**Exercise prompt**: Leave the pictures out. Return all other data exactly.

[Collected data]
+ + + +
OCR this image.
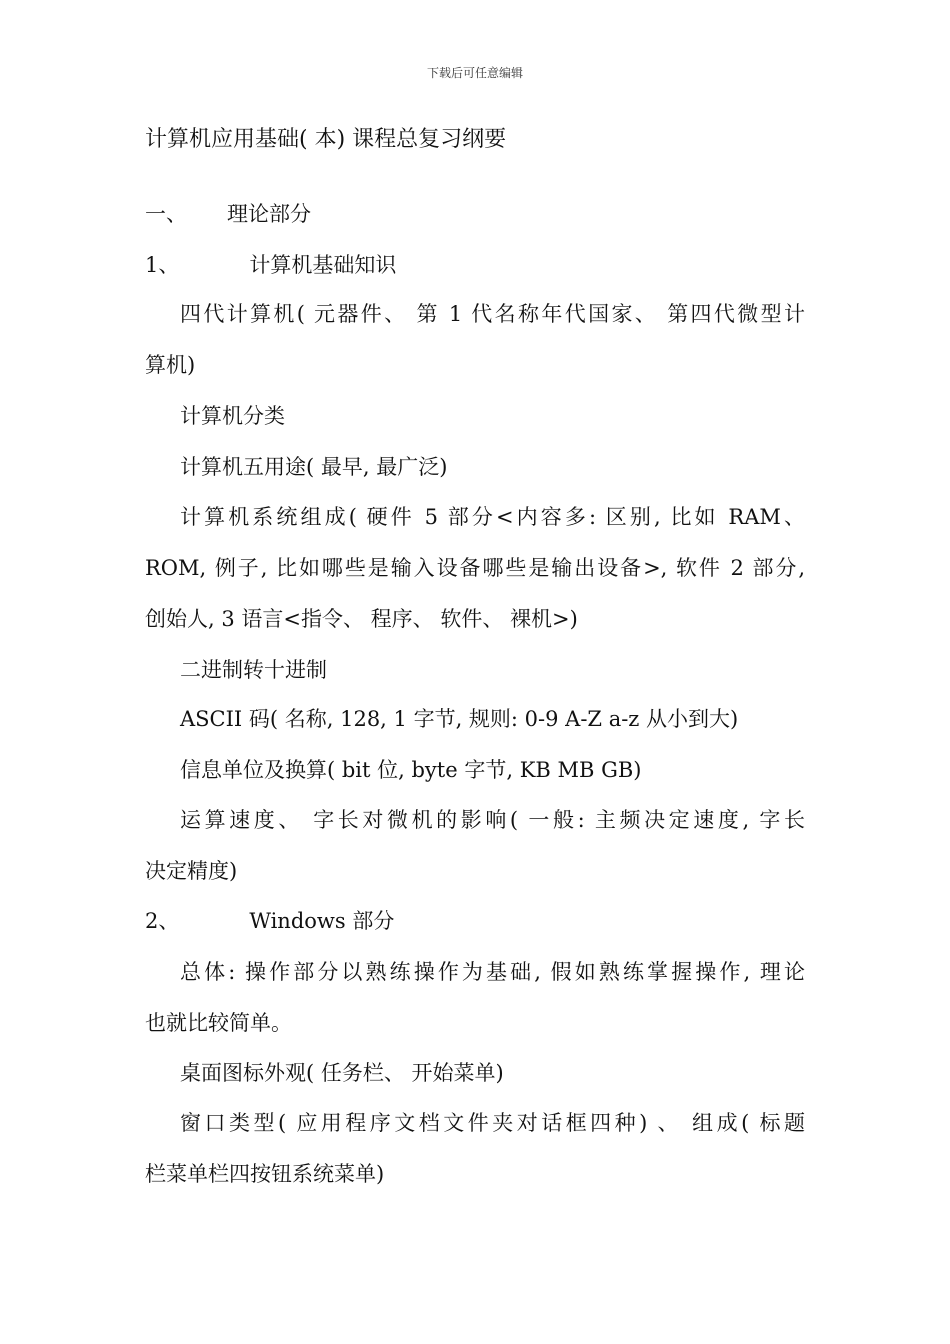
下载后可任意编辑
计算机应用基础( 本) 课程总复习纲要
一、 理论部分
1、	计算机基础知识
四代计算机( 元器件、 第 1 代名称年代国家、 第四代微型计
算机)
计算机分类
计算机五用途( 最早, 最广泛)
计算机系统组成( 硬件 5 部分<内容多: 区别, 比如 RAM、
ROM, 例子, 比如哪些是输入设备哪些是输出设备>, 软件 2 部分,
创始人, 3 语言<指令、 程序、 软件、 裸机>)
二进制转十进制
ASCII 码( 名称, 128, 1 字节, 规则: 0-9 A-Z a-z 从小到大)
信息单位及换算( bit 位, byte 字节, KB MB GB)
运算速度、 字长对微机的影响( 一般: 主频决定速度, 字长
决定精度)
2、	Windows 部分
总体: 操作部分以熟练操作为基础, 假如熟练掌握操作, 理论
也就比较简单。
桌面图标外观( 任务栏、 开始菜单)
窗口类型( 应用程序文档文件夹对话框四种) 、 组成( 标题
栏菜单栏四按钮系统菜单)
+ + + +
**Answer to this problem**:
OCR this image.
下载后可任意编辑
计算机应用基础( 本) 课程总复习纲要
一、 理论部分
1、	计算机基础知识
四代计算机( 元器件、 第 1 代名称年代国家、 第四代微型计
算机)
计算机分类
计算机五用途( 最早, 最广泛)
计算机系统组成( 硬件 5 部分<内容多: 区别, 比如 RAM、
ROM, 例子, 比如哪些是输入设备哪些是输出设备>, 软件 2 部分,
创始人, 3 语言<指令、 程序、 软件、 裸机>)
二进制转十进制
ASCII 码( 名称, 128, 1 字节, 规则: 0-9 A-Z a-z 从小到大)
信息单位及换算( bit 位, byte 字节, KB MB GB)
运算速度、 字长对微机的影响( 一般: 主频决定速度, 字长
决定精度)
2、	Windows 部分
总体: 操作部分以熟练操作为基础, 假如熟练掌握操作, 理论
也就比较简单。
桌面图标外观( 任务栏、 开始菜单)
窗口类型( 应用程序文档文件夹对话框四种) 、 组成( 标题
栏菜单栏四按钮系统菜单)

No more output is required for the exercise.